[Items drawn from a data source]
=====
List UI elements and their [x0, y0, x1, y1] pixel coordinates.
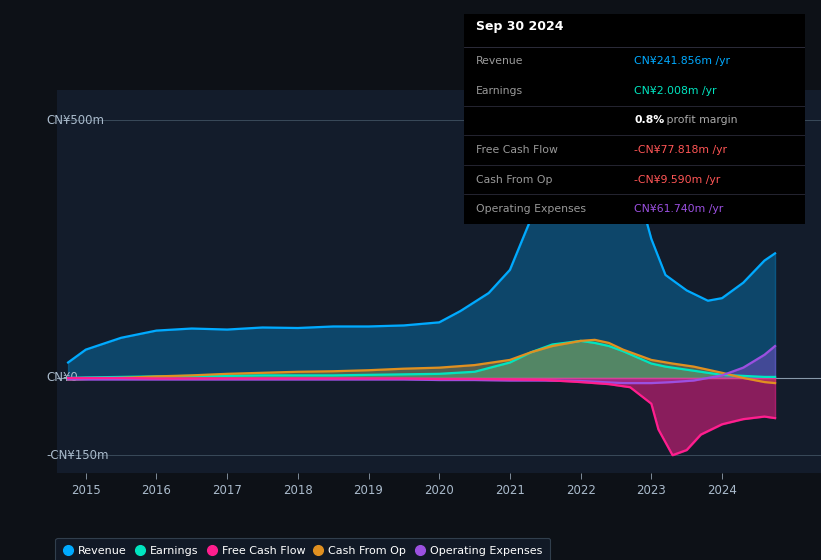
Text: profit margin: profit margin [663, 115, 738, 125]
Text: Earnings: Earnings [476, 86, 523, 96]
Legend: Revenue, Earnings, Free Cash Flow, Cash From Op, Operating Expenses: Revenue, Earnings, Free Cash Flow, Cash … [55, 538, 550, 560]
Text: 0.8%: 0.8% [635, 115, 664, 125]
Text: CN¥2.008m /yr: CN¥2.008m /yr [635, 86, 717, 96]
Text: CN¥61.740m /yr: CN¥61.740m /yr [635, 204, 723, 214]
Text: Revenue: Revenue [476, 57, 523, 66]
Text: -CN¥150m: -CN¥150m [47, 449, 109, 461]
Text: CN¥500m: CN¥500m [47, 114, 105, 127]
Text: Sep 30 2024: Sep 30 2024 [476, 20, 563, 33]
Text: CN¥0: CN¥0 [47, 371, 79, 385]
Text: Free Cash Flow: Free Cash Flow [476, 145, 557, 155]
Text: CN¥241.856m /yr: CN¥241.856m /yr [635, 57, 730, 66]
Text: Cash From Op: Cash From Op [476, 175, 553, 185]
Text: Operating Expenses: Operating Expenses [476, 204, 586, 214]
Text: -CN¥9.590m /yr: -CN¥9.590m /yr [635, 175, 721, 185]
Text: -CN¥77.818m /yr: -CN¥77.818m /yr [635, 145, 727, 155]
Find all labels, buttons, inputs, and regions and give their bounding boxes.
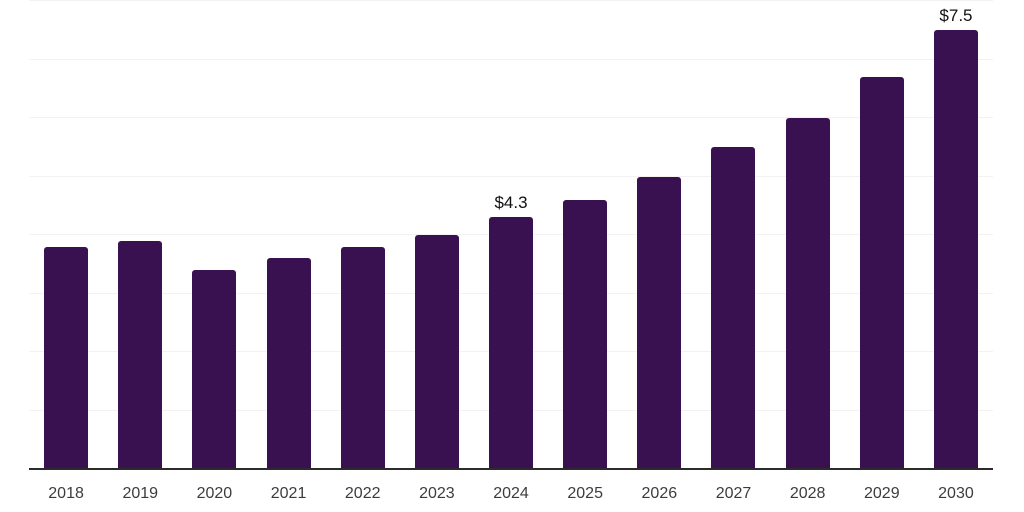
gridline-7 [29, 58, 993, 60]
x-tick-label-2018: 2018 [48, 485, 84, 502]
x-tick-label-2030: 2030 [938, 485, 974, 502]
bar-2023 [414, 235, 459, 469]
bar-2026 [637, 176, 682, 469]
bar-2020 [192, 270, 237, 469]
x-tick-label-2026: 2026 [641, 485, 678, 502]
bar-slot-2021 [251, 1, 325, 469]
x-tick-label-2021: 2021 [270, 485, 307, 502]
bar-slot-2030: $7.5 [919, 1, 993, 469]
bar-2025 [563, 199, 608, 469]
bar-2030 [933, 30, 978, 469]
x-axis-line [29, 468, 993, 470]
x-tick-label-2025: 2025 [567, 485, 603, 502]
data-label-2030: $7.5 [939, 6, 973, 26]
gridline-6 [29, 117, 993, 118]
x-tick-label-2027: 2027 [715, 485, 752, 502]
gridline-8 [29, 0, 993, 1]
bar-2029 [859, 77, 904, 469]
data-label-2024: $4.3 [494, 193, 528, 213]
bar-2019 [118, 240, 163, 469]
x-tick-label-2020: 2020 [196, 485, 233, 502]
x-tick-label-2023: 2023 [419, 485, 455, 502]
bar-slot-2027 [696, 1, 770, 469]
bars-container: $4.3 $7.5 [29, 1, 993, 469]
bar-2018 [44, 246, 89, 469]
gridline-5 [29, 175, 993, 177]
bar-slot-2020 [177, 1, 251, 469]
x-tick-label-2029: 2029 [864, 485, 900, 502]
bar-slot-2025 [548, 1, 622, 469]
plot-area: $4.3 $7.5 [29, 0, 993, 470]
bar-slot-2019 [103, 1, 177, 469]
bar-slot-2029 [845, 1, 919, 469]
bar-2028 [785, 118, 830, 469]
x-axis-labels: 2018 2019 2020 2021 2022 2023 2024 2025 2026 2027… [29, 484, 993, 503]
bar-2022 [340, 246, 385, 469]
bar-slot-2018 [29, 1, 103, 469]
bar-slot-2028 [771, 1, 845, 469]
bar-slot-2022 [326, 1, 400, 469]
bar-slot-2024: $4.3 [474, 1, 548, 469]
x-tick-label-2024: 2024 [493, 485, 529, 502]
bar-slot-2026 [622, 1, 696, 469]
x-tick-label-2022: 2022 [344, 485, 381, 502]
bar-2027 [711, 147, 756, 469]
bar-2024 [489, 217, 534, 469]
bar-slot-2023 [400, 1, 474, 469]
x-tick-label-2019: 2019 [122, 485, 159, 502]
bar-2021 [266, 258, 311, 469]
x-tick-label-2028: 2028 [789, 485, 826, 502]
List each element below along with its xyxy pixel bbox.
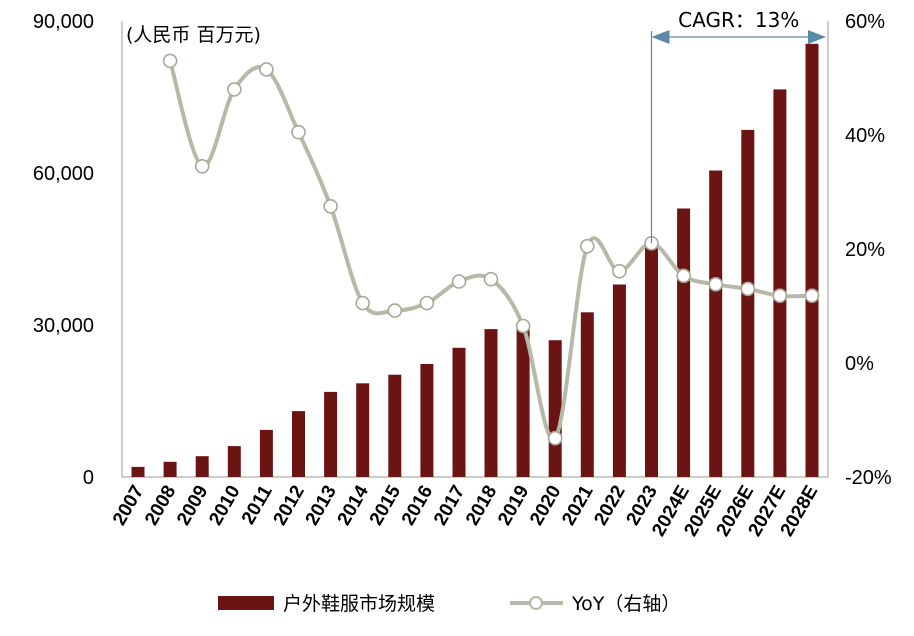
yoy-point — [194, 159, 210, 174]
unit-label: (人民币 百万元) — [126, 24, 261, 46]
bar — [484, 329, 498, 477]
yoy-point — [291, 124, 306, 140]
x-tick: 2020 — [526, 482, 565, 529]
cagr-arrow-left — [651, 30, 670, 44]
yoy-point — [772, 288, 788, 304]
bar — [356, 383, 370, 477]
yoy-point — [355, 295, 371, 311]
x-tick: 2010 — [205, 482, 244, 529]
x-tick: 2021 — [558, 482, 598, 529]
y-left-tick: 60,000 — [33, 163, 94, 185]
yoy-point — [612, 263, 627, 279]
x-tick: 2014 — [334, 482, 374, 529]
legend-line-marker — [529, 596, 543, 610]
x-tick: 2016 — [398, 482, 437, 529]
legend-bar-swatch — [218, 596, 274, 610]
bar — [773, 89, 787, 478]
bar-series — [131, 43, 819, 478]
bar — [548, 340, 562, 477]
y-left-tick: 90,000 — [33, 11, 94, 33]
bar — [292, 411, 305, 477]
bar — [195, 456, 209, 477]
yoy-point — [579, 238, 595, 254]
yoy-point — [387, 303, 403, 318]
y-right-tick: 60% — [845, 11, 885, 33]
x-tick: 2015 — [366, 482, 406, 529]
bar — [580, 312, 594, 477]
yoy-point — [162, 53, 178, 69]
bar — [805, 43, 819, 478]
yoy-point — [451, 274, 467, 289]
yoy-point — [419, 295, 435, 311]
cagr-annotation: CAGR：13% — [650, 8, 826, 244]
yoy-point — [323, 199, 338, 214]
bar — [645, 241, 658, 477]
bar — [131, 466, 145, 477]
y-right-tick: 20% — [845, 239, 885, 261]
x-tick: 2009 — [173, 482, 212, 529]
bar — [741, 129, 755, 477]
y-right-tick: 40% — [845, 125, 885, 147]
x-tick: 2011 — [238, 482, 277, 529]
y-right-tick: 0% — [845, 353, 874, 375]
yoy-point — [740, 281, 756, 297]
yoy-point — [515, 318, 531, 334]
yoy-point — [483, 271, 499, 287]
yoy-point — [708, 276, 724, 292]
x-tick: 2007 — [109, 482, 148, 529]
yoy-point — [547, 430, 563, 446]
x-tick: 2018 — [462, 482, 501, 529]
yoy-point — [676, 268, 691, 284]
bar — [227, 446, 241, 477]
y-left-tick: 30,000 — [33, 315, 94, 337]
bar — [709, 170, 723, 477]
legend-line-label: YoY（右轴） — [571, 593, 680, 615]
y-right-tick: -20% — [845, 467, 892, 489]
legend-bar-label: 户外鞋服市场规模 — [283, 593, 435, 615]
bar — [388, 374, 402, 477]
x-tick: 2019 — [494, 482, 533, 529]
x-tick: 2013 — [302, 482, 341, 529]
bar — [163, 461, 177, 477]
yoy-point — [227, 82, 242, 97]
cagr-label: CAGR：13% — [678, 8, 799, 32]
x-tick: 2017 — [430, 482, 469, 529]
cagr-arrow-right — [808, 30, 826, 44]
bar — [452, 347, 466, 477]
y-left-tick: 0 — [83, 467, 94, 489]
x-tick: 2008 — [141, 482, 180, 529]
bar — [677, 208, 691, 477]
bar — [420, 364, 434, 477]
x-tick: 2012 — [270, 482, 309, 529]
bar — [516, 325, 530, 477]
x-tick: 2022 — [590, 482, 629, 529]
yoy-point — [259, 62, 274, 77]
yoy-line-series — [162, 53, 820, 446]
bar — [612, 284, 626, 477]
bar — [259, 429, 273, 477]
yoy-point — [804, 288, 820, 304]
bar — [324, 391, 338, 477]
legend: 户外鞋服市场规模 YoY（右轴） — [218, 593, 680, 615]
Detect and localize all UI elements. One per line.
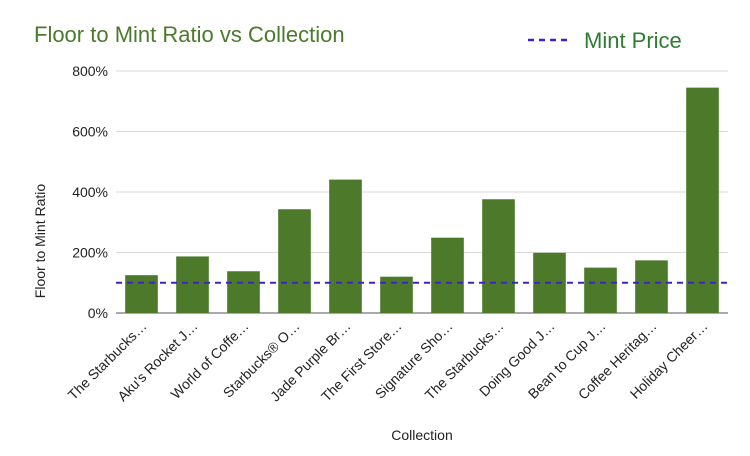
y-tick-label: 0% [88,305,108,321]
chart-title: Floor to Mint Ratio vs Collection [34,22,345,47]
legend: Mint Price [528,28,682,53]
x-axis-ticks: The Starbucks…Aku's Rocket J…World of Co… [65,318,711,405]
bar [278,209,311,313]
bar [635,260,668,313]
y-tick-label: 200% [72,245,108,261]
bar [176,256,209,313]
bar [227,271,260,313]
y-tick-label: 400% [72,184,108,200]
y-tick-label: 800% [72,63,108,79]
x-axis-title: Collection [391,427,452,443]
bars [125,87,719,313]
bar [584,267,617,313]
bar [125,275,158,313]
bar [686,87,719,313]
y-axis-title: Floor to Mint Ratio [32,184,48,299]
gridlines [116,70,728,314]
y-axis-ticks: 0% 200% 400% 600% 800% [72,63,108,321]
y-tick-label: 600% [72,124,108,140]
bar [431,237,464,313]
bar [482,199,515,313]
legend-mint-price-label: Mint Price [584,28,682,53]
bar [329,179,362,313]
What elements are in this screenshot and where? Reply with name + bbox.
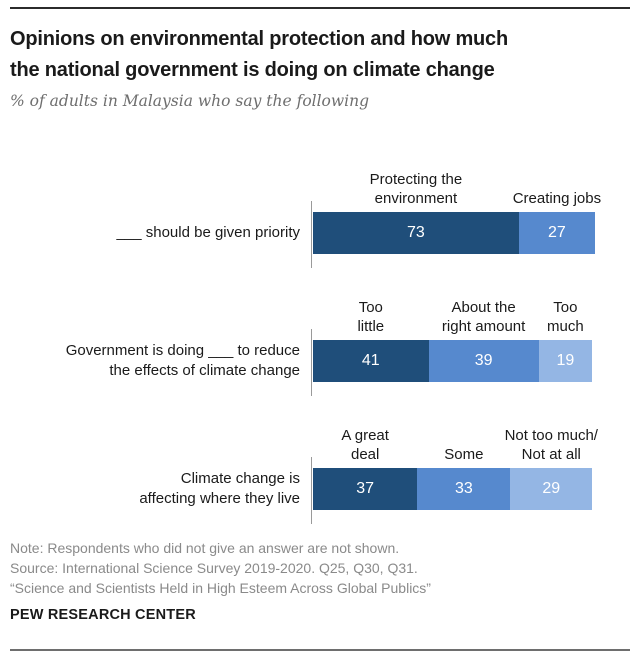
segment-headers: A great deal Some Not too much/Not at all xyxy=(313,406,598,466)
bar-value: 27 xyxy=(548,224,566,241)
segment-header-line: environment xyxy=(374,190,458,207)
page-title-line1: Opinions on environmental protection and… xyxy=(10,28,508,50)
chart-row-3: A great deal Some Not too much/Not at all Cl… xyxy=(0,406,640,534)
brand-footer: PEW RESEARCH CENTER xyxy=(10,607,196,623)
segment-header-line: deal xyxy=(350,446,380,463)
bar-value: 73 xyxy=(407,224,425,241)
segment-headers: Protecting the environment Creating jobs xyxy=(313,150,601,210)
bottom-rule xyxy=(10,649,630,651)
row-label-line: the effects of climate change xyxy=(109,362,300,379)
axis-baseline xyxy=(311,457,312,524)
segment-header-line: Too xyxy=(553,299,578,316)
segment-header-line: little xyxy=(357,318,385,335)
stacked-bar: 41 39 19 xyxy=(313,340,595,382)
segment-header: A great deal xyxy=(341,426,389,464)
bar-segment: 73 xyxy=(313,212,519,254)
bar-segment: 41 xyxy=(313,340,429,382)
bar-segment: 39 xyxy=(428,340,539,382)
bar-segment: 29 xyxy=(510,468,593,510)
chart: Protecting the environment Creating jobs __… xyxy=(0,150,640,534)
row-label-line: Government is doing ___ to reduce xyxy=(65,342,300,359)
page-title: Opinions on environmental protection and… xyxy=(10,24,630,86)
segment-header-line: Creating jobs xyxy=(512,190,602,207)
segment-header-line: Not too much/ xyxy=(504,427,598,444)
chart-subtitle: % of adults in Malaysia who say the foll… xyxy=(10,92,370,110)
axis-baseline xyxy=(311,201,312,268)
row-label: Climate change is affecting where they li… xyxy=(0,468,300,510)
row-label-line: affecting where they live xyxy=(139,490,300,507)
segment-header-line: Some xyxy=(444,446,484,463)
bar-segment: 19 xyxy=(538,340,593,382)
page-title-line2: the national government is doing on clim… xyxy=(10,59,495,81)
segment-header-line: much xyxy=(547,318,584,335)
bar-value: 39 xyxy=(474,352,493,369)
row-label: Government is doing ___ to reduce the eff… xyxy=(0,340,300,382)
segment-header: About the right amount xyxy=(442,298,525,336)
segment-header-line: right amount xyxy=(441,318,526,335)
segment-header-line: A great xyxy=(341,427,389,444)
stacked-bar: 37 33 29 xyxy=(313,468,595,510)
bar-value: 33 xyxy=(454,480,473,497)
bar-segment: 37 xyxy=(313,468,418,510)
source-line: Source: International Science Survey 201… xyxy=(10,560,418,576)
row-label: ___ should be given priority xyxy=(0,212,300,254)
note-line: Note: Respondents who did not give an an… xyxy=(10,540,400,556)
stacked-bar: 73 27 xyxy=(313,212,595,254)
report-title-line: “Science and Scientists Held in High Est… xyxy=(10,580,431,596)
segment-header: Protecting the environment xyxy=(370,170,463,208)
row-label-line: ___ should be given priority xyxy=(116,224,300,241)
segment-header-line: Not at all xyxy=(521,446,581,463)
top-rule xyxy=(10,7,630,9)
chart-row-1: Protecting the environment Creating jobs __… xyxy=(0,150,640,278)
segment-header-line: About the xyxy=(451,299,516,316)
footnotes: Note: Respondents who did not give an an… xyxy=(10,538,431,598)
axis-baseline xyxy=(311,329,312,396)
segment-header-line: Too xyxy=(358,299,383,316)
bar-segment: 33 xyxy=(417,468,511,510)
bar-value: 41 xyxy=(361,352,380,369)
segment-headers: Too little About the right amount Too much xyxy=(313,278,595,338)
chart-row-2: Too little About the right amount Too much Gov… xyxy=(0,278,640,406)
bar-segment: 27 xyxy=(518,212,595,254)
bar-value: 37 xyxy=(356,480,375,497)
segment-header: Not too much/Not at all xyxy=(505,426,598,464)
segment-header: Too much xyxy=(547,298,584,336)
segment-header: Creating jobs xyxy=(513,189,601,208)
segment-header-line: Protecting the xyxy=(369,171,463,188)
segment-header: Some xyxy=(444,445,483,464)
segment-header: Too little xyxy=(357,298,384,336)
bar-value: 29 xyxy=(542,480,561,497)
bar-value: 19 xyxy=(556,352,575,369)
row-label-line: Climate change is xyxy=(180,470,300,487)
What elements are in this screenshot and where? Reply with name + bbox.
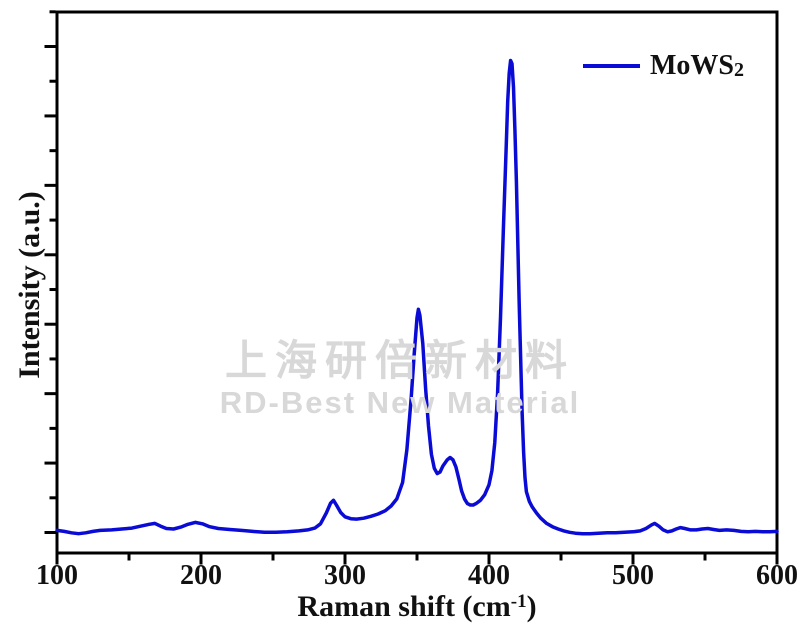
x-tick-label-200: 200 [180, 560, 222, 591]
legend-label-subscript: 2 [734, 59, 744, 81]
y-axis-title: Intensity (a.u.) [13, 191, 46, 379]
legend-line-swatch [583, 64, 640, 68]
x-tick-label-300: 300 [324, 560, 366, 591]
x-axis-title-text: Raman shift (cm [297, 590, 511, 623]
x-tick-label-500: 500 [612, 560, 654, 591]
legend: MoWS2 [583, 50, 744, 82]
x-tick-label-600: 600 [756, 560, 798, 591]
x-axis-title: Raman shift (cm-1) [297, 590, 536, 624]
x-axis-title-close: ) [526, 590, 537, 623]
legend-series-label: MoWS2 [650, 50, 744, 82]
spectrum-line-mows2 [55, 58, 779, 536]
x-axis-title-superscript: -1 [510, 591, 527, 612]
x-tick-label-400: 400 [468, 560, 510, 591]
x-tick-label-100: 100 [36, 560, 78, 591]
plot-frame [55, 10, 779, 555]
legend-label-text: MoWS [650, 50, 734, 81]
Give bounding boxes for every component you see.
=====
• What to work on: Rewrite the listing starting with the line with "x-tick-label-200: 200 [180, 560, 222, 591]" and going on through the line with "x-tick-label-300: 300 [324, 560, 366, 591]", putting "Signal" in place of "Intensity" and leaving everything else the same.

• Output for this task:
x-tick-label-200: 200 [180, 560, 222, 591]
legend-label-subscript: 2 [734, 59, 744, 81]
y-axis-title: Signal (a.u.) [13, 191, 46, 379]
legend-line-swatch [583, 64, 640, 68]
x-tick-label-300: 300 [324, 560, 366, 591]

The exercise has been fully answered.